Rows -
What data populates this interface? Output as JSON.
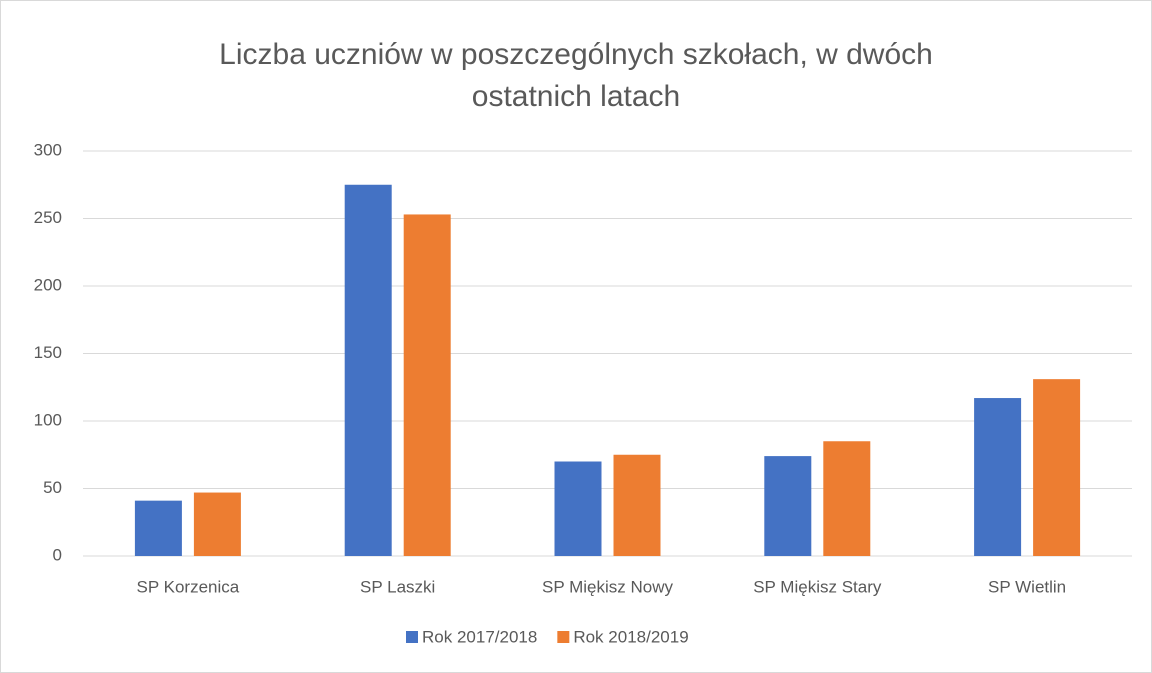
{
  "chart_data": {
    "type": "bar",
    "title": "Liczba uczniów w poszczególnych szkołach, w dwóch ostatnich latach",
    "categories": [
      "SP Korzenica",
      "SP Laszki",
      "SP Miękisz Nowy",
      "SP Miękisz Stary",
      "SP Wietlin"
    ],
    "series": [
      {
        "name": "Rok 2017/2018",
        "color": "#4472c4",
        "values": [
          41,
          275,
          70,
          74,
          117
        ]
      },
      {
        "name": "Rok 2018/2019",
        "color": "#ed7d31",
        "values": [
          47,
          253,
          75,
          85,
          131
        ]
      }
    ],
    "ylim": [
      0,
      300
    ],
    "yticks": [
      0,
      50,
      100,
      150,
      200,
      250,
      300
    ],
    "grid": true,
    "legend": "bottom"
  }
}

==

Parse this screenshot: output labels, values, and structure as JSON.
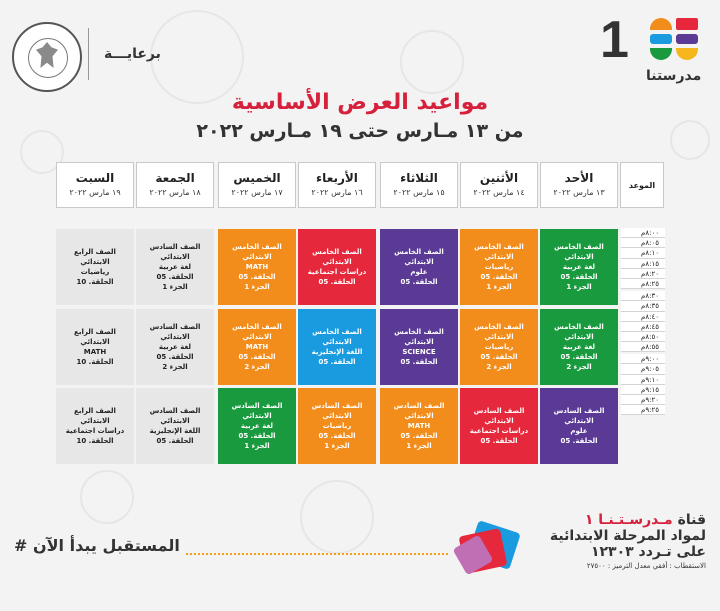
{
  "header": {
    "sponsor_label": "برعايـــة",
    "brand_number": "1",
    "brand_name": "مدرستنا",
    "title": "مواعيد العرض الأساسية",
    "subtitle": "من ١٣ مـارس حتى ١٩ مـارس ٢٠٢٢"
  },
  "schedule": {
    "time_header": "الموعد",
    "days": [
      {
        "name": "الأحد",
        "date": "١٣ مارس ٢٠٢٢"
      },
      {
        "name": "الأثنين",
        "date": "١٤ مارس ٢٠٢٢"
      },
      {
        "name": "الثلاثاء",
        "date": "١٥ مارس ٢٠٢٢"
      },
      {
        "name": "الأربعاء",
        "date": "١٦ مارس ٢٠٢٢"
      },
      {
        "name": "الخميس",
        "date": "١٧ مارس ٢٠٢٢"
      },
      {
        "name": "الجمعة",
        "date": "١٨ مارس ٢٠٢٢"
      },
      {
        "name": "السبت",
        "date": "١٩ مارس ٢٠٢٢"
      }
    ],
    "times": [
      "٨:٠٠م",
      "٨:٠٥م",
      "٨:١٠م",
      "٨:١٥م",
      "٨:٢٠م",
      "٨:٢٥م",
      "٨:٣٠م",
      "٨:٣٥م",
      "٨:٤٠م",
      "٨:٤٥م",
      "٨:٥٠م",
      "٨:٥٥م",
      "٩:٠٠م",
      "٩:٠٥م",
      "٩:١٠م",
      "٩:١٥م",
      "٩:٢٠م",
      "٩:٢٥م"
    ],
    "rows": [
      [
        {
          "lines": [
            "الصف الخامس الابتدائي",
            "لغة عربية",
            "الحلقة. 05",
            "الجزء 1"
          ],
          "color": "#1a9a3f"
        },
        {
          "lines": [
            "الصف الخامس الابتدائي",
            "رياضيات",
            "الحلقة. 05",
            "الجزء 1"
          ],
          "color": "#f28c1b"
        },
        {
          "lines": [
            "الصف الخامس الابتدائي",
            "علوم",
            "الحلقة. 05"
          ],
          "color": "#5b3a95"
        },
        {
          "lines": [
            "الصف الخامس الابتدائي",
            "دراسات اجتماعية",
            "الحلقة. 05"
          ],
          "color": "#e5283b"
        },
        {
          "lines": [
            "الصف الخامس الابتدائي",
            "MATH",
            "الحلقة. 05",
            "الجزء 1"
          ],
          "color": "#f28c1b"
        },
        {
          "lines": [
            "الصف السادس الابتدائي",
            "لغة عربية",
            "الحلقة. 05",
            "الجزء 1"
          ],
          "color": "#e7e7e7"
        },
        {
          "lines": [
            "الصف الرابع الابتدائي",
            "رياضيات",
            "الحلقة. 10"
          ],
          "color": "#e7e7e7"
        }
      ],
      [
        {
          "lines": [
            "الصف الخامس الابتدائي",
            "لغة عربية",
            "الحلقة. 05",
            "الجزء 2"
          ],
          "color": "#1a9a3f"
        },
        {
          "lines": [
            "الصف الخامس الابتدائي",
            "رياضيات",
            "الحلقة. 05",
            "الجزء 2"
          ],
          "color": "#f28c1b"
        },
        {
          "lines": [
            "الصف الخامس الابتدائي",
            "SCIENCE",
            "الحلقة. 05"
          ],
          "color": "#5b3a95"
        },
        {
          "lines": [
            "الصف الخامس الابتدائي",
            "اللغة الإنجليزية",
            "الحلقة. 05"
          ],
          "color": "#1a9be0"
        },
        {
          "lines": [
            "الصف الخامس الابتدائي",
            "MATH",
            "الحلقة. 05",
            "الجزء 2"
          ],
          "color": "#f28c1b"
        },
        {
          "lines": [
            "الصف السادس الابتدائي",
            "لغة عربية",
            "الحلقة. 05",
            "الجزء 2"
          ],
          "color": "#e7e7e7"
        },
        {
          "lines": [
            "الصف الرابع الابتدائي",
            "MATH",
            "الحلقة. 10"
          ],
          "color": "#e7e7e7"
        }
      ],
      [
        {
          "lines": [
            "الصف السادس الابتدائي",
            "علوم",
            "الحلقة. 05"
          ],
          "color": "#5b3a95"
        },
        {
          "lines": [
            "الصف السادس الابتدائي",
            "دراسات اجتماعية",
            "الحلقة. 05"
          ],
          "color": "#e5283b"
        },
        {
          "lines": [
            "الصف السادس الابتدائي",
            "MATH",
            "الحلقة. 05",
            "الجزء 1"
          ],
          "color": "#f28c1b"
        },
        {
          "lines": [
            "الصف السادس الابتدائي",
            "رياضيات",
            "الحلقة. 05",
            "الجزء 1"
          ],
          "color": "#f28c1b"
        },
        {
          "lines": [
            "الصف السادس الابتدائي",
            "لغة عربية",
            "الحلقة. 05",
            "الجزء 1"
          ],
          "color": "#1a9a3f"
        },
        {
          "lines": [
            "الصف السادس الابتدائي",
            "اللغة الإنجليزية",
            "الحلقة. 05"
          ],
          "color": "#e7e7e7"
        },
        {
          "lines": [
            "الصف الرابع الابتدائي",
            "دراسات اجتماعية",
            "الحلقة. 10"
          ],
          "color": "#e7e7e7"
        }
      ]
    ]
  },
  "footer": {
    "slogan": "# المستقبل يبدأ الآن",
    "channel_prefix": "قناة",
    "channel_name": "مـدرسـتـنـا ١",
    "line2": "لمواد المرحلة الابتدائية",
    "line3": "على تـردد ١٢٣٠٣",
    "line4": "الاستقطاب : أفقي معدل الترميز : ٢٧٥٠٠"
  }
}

The problem -
Copy each line in the data that holds the word "JSON".

The reply -
What data populates this interface? Output as JSON.
Parse this screenshot: output labels, values, and structure as JSON.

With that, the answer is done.